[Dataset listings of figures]
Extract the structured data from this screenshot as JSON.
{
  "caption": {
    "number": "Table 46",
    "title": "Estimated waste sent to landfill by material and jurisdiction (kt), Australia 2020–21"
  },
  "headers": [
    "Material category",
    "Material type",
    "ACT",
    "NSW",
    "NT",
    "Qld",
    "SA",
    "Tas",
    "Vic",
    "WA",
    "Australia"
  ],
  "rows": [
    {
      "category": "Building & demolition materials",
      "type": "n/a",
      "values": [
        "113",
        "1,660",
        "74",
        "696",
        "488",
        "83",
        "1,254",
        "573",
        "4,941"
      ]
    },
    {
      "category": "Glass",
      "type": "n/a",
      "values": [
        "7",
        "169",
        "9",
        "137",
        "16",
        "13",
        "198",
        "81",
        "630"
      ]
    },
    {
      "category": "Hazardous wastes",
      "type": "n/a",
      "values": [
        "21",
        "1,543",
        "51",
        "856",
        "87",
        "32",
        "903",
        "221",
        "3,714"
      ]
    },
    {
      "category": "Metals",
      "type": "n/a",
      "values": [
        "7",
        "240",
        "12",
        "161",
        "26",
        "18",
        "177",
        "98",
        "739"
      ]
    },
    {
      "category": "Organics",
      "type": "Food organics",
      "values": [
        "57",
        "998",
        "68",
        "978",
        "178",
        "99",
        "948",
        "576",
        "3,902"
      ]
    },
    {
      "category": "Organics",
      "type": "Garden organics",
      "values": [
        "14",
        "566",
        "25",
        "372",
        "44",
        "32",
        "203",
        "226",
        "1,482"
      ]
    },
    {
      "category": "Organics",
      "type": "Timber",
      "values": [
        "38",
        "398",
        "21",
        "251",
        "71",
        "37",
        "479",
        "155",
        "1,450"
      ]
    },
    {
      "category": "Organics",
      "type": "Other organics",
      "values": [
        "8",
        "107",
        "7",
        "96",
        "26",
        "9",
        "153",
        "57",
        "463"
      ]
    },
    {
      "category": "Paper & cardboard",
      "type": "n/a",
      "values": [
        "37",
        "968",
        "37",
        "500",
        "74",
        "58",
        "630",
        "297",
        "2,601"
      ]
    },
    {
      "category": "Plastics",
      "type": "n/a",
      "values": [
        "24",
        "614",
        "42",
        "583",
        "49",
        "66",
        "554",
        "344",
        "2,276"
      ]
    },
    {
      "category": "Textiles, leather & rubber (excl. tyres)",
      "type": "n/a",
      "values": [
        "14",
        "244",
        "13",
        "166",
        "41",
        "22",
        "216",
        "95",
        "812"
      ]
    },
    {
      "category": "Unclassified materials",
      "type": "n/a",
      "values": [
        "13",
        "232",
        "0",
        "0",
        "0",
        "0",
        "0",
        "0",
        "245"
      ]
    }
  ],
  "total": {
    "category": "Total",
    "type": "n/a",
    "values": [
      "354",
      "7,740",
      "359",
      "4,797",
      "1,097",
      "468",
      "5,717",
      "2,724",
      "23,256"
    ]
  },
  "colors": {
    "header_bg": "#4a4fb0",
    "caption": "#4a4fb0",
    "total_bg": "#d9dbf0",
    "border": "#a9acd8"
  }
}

## TASK TO COMPLETE:
From the listing above, reproduce all the lines exactly.

## RESULT OF THIS TASK:
Extract the structured data from this screenshot as JSON.
{
  "caption": {
    "number": "Table 46",
    "title": "Estimated waste sent to landfill by material and jurisdiction (kt), Australia 2020–21"
  },
  "headers": [
    "Material category",
    "Material type",
    "ACT",
    "NSW",
    "NT",
    "Qld",
    "SA",
    "Tas",
    "Vic",
    "WA",
    "Australia"
  ],
  "rows": [
    {
      "category": "Building & demolition materials",
      "type": "n/a",
      "values": [
        "113",
        "1,660",
        "74",
        "696",
        "488",
        "83",
        "1,254",
        "573",
        "4,941"
      ]
    },
    {
      "category": "Glass",
      "type": "n/a",
      "values": [
        "7",
        "169",
        "9",
        "137",
        "16",
        "13",
        "198",
        "81",
        "630"
      ]
    },
    {
      "category": "Hazardous wastes",
      "type": "n/a",
      "values": [
        "21",
        "1,543",
        "51",
        "856",
        "87",
        "32",
        "903",
        "221",
        "3,714"
      ]
    },
    {
      "category": "Metals",
      "type": "n/a",
      "values": [
        "7",
        "240",
        "12",
        "161",
        "26",
        "18",
        "177",
        "98",
        "739"
      ]
    },
    {
      "category": "Organics",
      "type": "Food organics",
      "values": [
        "57",
        "998",
        "68",
        "978",
        "178",
        "99",
        "948",
        "576",
        "3,902"
      ]
    },
    {
      "category": "Organics",
      "type": "Garden organics",
      "values": [
        "14",
        "566",
        "25",
        "372",
        "44",
        "32",
        "203",
        "226",
        "1,482"
      ]
    },
    {
      "category": "Organics",
      "type": "Timber",
      "values": [
        "38",
        "398",
        "21",
        "251",
        "71",
        "37",
        "479",
        "155",
        "1,450"
      ]
    },
    {
      "category": "Organics",
      "type": "Other organics",
      "values": [
        "8",
        "107",
        "7",
        "96",
        "26",
        "9",
        "153",
        "57",
        "463"
      ]
    },
    {
      "category": "Paper & cardboard",
      "type": "n/a",
      "values": [
        "37",
        "968",
        "37",
        "500",
        "74",
        "58",
        "630",
        "297",
        "2,601"
      ]
    },
    {
      "category": "Plastics",
      "type": "n/a",
      "values": [
        "24",
        "614",
        "42",
        "583",
        "49",
        "66",
        "554",
        "344",
        "2,276"
      ]
    },
    {
      "category": "Textiles, leather & rubber (excl. tyres)",
      "type": "n/a",
      "values": [
        "14",
        "244",
        "13",
        "166",
        "41",
        "22",
        "216",
        "95",
        "812"
      ]
    },
    {
      "category": "Unclassified materials",
      "type": "n/a",
      "values": [
        "13",
        "232",
        "0",
        "0",
        "0",
        "0",
        "0",
        "0",
        "245"
      ]
    }
  ],
  "total": {
    "category": "Total",
    "type": "n/a",
    "values": [
      "354",
      "7,740",
      "359",
      "4,797",
      "1,097",
      "468",
      "5,717",
      "2,724",
      "23,256"
    ]
  },
  "colors": {
    "header_bg": "#4a4fb0",
    "caption": "#4a4fb0",
    "total_bg": "#d9dbf0",
    "border": "#a9acd8"
  }
}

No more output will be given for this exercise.